Collected data entries
BEGIN

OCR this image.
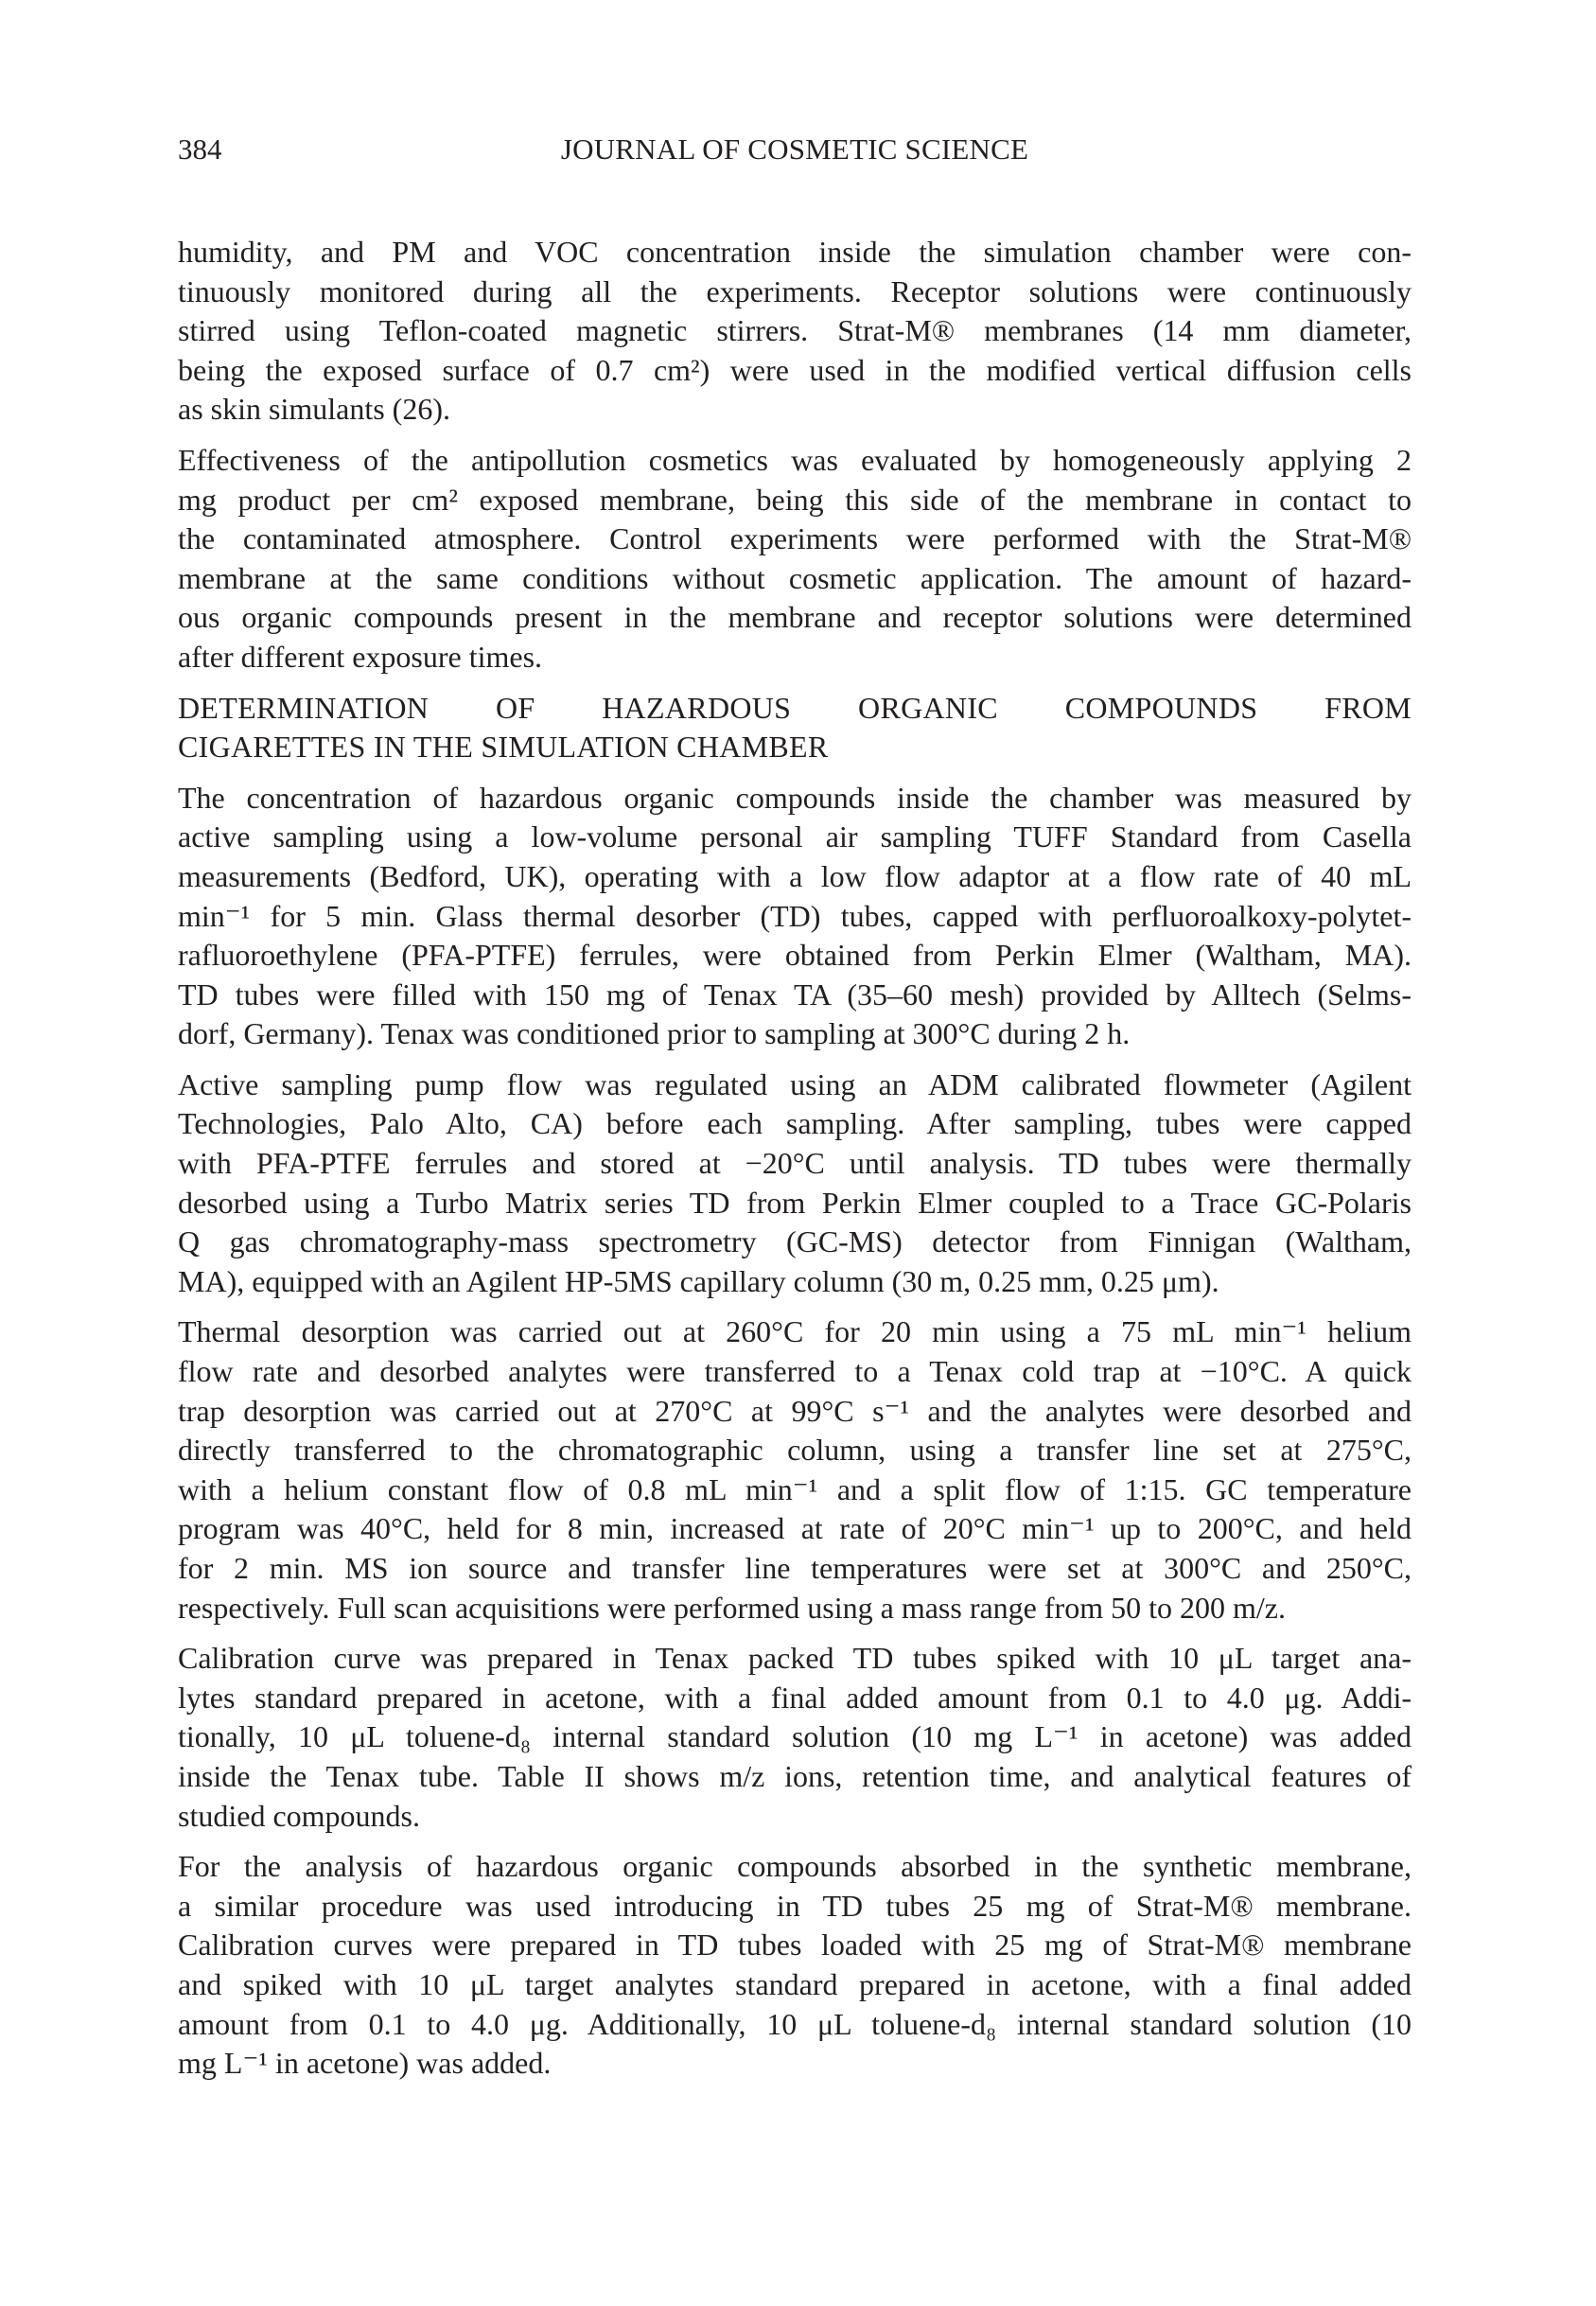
384	JOURNAL OF COSMETIC SCIENCE
humidity, and PM and VOC concentration inside the simulation chamber were con-
tinuously monitored during all the experiments. Receptor solutions were continuously
stirred using Teflon-coated magnetic stirrers. Strat-M® membranes (14 mm diameter,
being the exposed surface of 0.7 cm²) were used in the modified vertical diffusion cells
as skin simulants (26).
Effectiveness of the antipollution cosmetics was evaluated by homogeneously applying 2
mg product per cm² exposed membrane, being this side of the membrane in contact to
the contaminated atmosphere. Control experiments were performed with the Strat-M®
membrane at the same conditions without cosmetic application. The amount of hazard-
ous organic compounds present in the membrane and receptor solutions were determined
after different exposure times.
DETERMINATION OF HAZARDOUS ORGANIC COMPOUNDS FROM
CIGARETTES IN THE SIMULATION CHAMBER
The concentration of hazardous organic compounds inside the chamber was measured by
active sampling using a low-volume personal air sampling TUFF Standard from Casella
measurements (Bedford, UK), operating with a low flow adaptor at a flow rate of 40 mL
min⁻¹ for 5 min. Glass thermal desorber (TD) tubes, capped with perfluoroalkoxy-polytet-
rafluoroethylene (PFA-PTFE) ferrules, were obtained from Perkin Elmer (Waltham, MA).
TD tubes were filled with 150 mg of Tenax TA (35–60 mesh) provided by Alltech (Selms-
dorf, Germany). Tenax was conditioned prior to sampling at 300°C during 2 h.
Active sampling pump flow was regulated using an ADM calibrated flowmeter (Agilent
Technologies, Palo Alto, CA) before each sampling. After sampling, tubes were capped
with PFA-PTFE ferrules and stored at −20°C until analysis. TD tubes were thermally
desorbed using a Turbo Matrix series TD from Perkin Elmer coupled to a Trace GC-Polaris
Q gas chromatography-mass spectrometry (GC-MS) detector from Finnigan (Waltham,
MA), equipped with an Agilent HP-5MS capillary column (30 m, 0.25 mm, 0.25 μm).
Thermal desorption was carried out at 260°C for 20 min using a 75 mL min⁻¹ helium
flow rate and desorbed analytes were transferred to a Tenax cold trap at −10°C. A quick
trap desorption was carried out at 270°C at 99°C s⁻¹ and the analytes were desorbed and
directly transferred to the chromatographic column, using a transfer line set at 275°C,
with a helium constant flow of 0.8 mL min⁻¹ and a split flow of 1:15. GC temperature
program was 40°C, held for 8 min, increased at rate of 20°C min⁻¹ up to 200°C, and held
for 2 min. MS ion source and transfer line temperatures were set at 300°C and 250°C,
respectively. Full scan acquisitions were performed using a mass range from 50 to 200 m/z.
Calibration curve was prepared in Tenax packed TD tubes spiked with 10 μL target ana-
lytes standard prepared in acetone, with a final added amount from 0.1 to 4.0 μg. Addi-
tionally, 10 μL toluene-d₈ internal standard solution (10 mg L⁻¹ in acetone) was added
inside the Tenax tube. Table II shows m/z ions, retention time, and analytical features of
studied compounds.
For the analysis of hazardous organic compounds absorbed in the synthetic membrane,
a similar procedure was used introducing in TD tubes 25 mg of Strat-M® membrane.
Calibration curves were prepared in TD tubes loaded with 25 mg of Strat-M® membrane
and spiked with 10 μL target analytes standard prepared in acetone, with a final added
amount from 0.1 to 4.0 μg. Additionally, 10 μL toluene-d₈ internal standard solution (10
mg L⁻¹ in acetone) was added.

END

● What to work on: Omitting all pictures, reproduce the records above in their entirety.

● Answer space:
OCR this image.
384	JOURNAL OF COSMETIC SCIENCE
humidity, and PM and VOC concentration inside the simulation chamber were con-
tinuously monitored during all the experiments. Receptor solutions were continuously
stirred using Teflon-coated magnetic stirrers. Strat-M® membranes (14 mm diameter,
being the exposed surface of 0.7 cm²) were used in the modified vertical diffusion cells
as skin simulants (26).
Effectiveness of the antipollution cosmetics was evaluated by homogeneously applying 2
mg product per cm² exposed membrane, being this side of the membrane in contact to
the contaminated atmosphere. Control experiments were performed with the Strat-M®
membrane at the same conditions without cosmetic application. The amount of hazard-
ous organic compounds present in the membrane and receptor solutions were determined
after different exposure times.
DETERMINATION OF HAZARDOUS ORGANIC COMPOUNDS FROM
CIGARETTES IN THE SIMULATION CHAMBER
The concentration of hazardous organic compounds inside the chamber was measured by
active sampling using a low-volume personal air sampling TUFF Standard from Casella
measurements (Bedford, UK), operating with a low flow adaptor at a flow rate of 40 mL
min⁻¹ for 5 min. Glass thermal desorber (TD) tubes, capped with perfluoroalkoxy-polytet-
rafluoroethylene (PFA-PTFE) ferrules, were obtained from Perkin Elmer (Waltham, MA).
TD tubes were filled with 150 mg of Tenax TA (35–60 mesh) provided by Alltech (Selms-
dorf, Germany). Tenax was conditioned prior to sampling at 300°C during 2 h.
Active sampling pump flow was regulated using an ADM calibrated flowmeter (Agilent
Technologies, Palo Alto, CA) before each sampling. After sampling, tubes were capped
with PFA-PTFE ferrules and stored at −20°C until analysis. TD tubes were thermally
desorbed using a Turbo Matrix series TD from Perkin Elmer coupled to a Trace GC-Polaris
Q gas chromatography-mass spectrometry (GC-MS) detector from Finnigan (Waltham,
MA), equipped with an Agilent HP-5MS capillary column (30 m, 0.25 mm, 0.25 μm).
Thermal desorption was carried out at 260°C for 20 min using a 75 mL min⁻¹ helium
flow rate and desorbed analytes were transferred to a Tenax cold trap at −10°C. A quick
trap desorption was carried out at 270°C at 99°C s⁻¹ and the analytes were desorbed and
directly transferred to the chromatographic column, using a transfer line set at 275°C,
with a helium constant flow of 0.8 mL min⁻¹ and a split flow of 1:15. GC temperature
program was 40°C, held for 8 min, increased at rate of 20°C min⁻¹ up to 200°C, and held
for 2 min. MS ion source and transfer line temperatures were set at 300°C and 250°C,
respectively. Full scan acquisitions were performed using a mass range from 50 to 200 m/z.
Calibration curve was prepared in Tenax packed TD tubes spiked with 10 μL target ana-
lytes standard prepared in acetone, with a final added amount from 0.1 to 4.0 μg. Addi-
tionally, 10 μL toluene-d₈ internal standard solution (10 mg L⁻¹ in acetone) was added
inside the Tenax tube. Table II shows m/z ions, retention time, and analytical features of
studied compounds.
For the analysis of hazardous organic compounds absorbed in the synthetic membrane,
a similar procedure was used introducing in TD tubes 25 mg of Strat-M® membrane.
Calibration curves were prepared in TD tubes loaded with 25 mg of Strat-M® membrane
and spiked with 10 μL target analytes standard prepared in acetone, with a final added
amount from 0.1 to 4.0 μg. Additionally, 10 μL toluene-d₈ internal standard solution (10
mg L⁻¹ in acetone) was added.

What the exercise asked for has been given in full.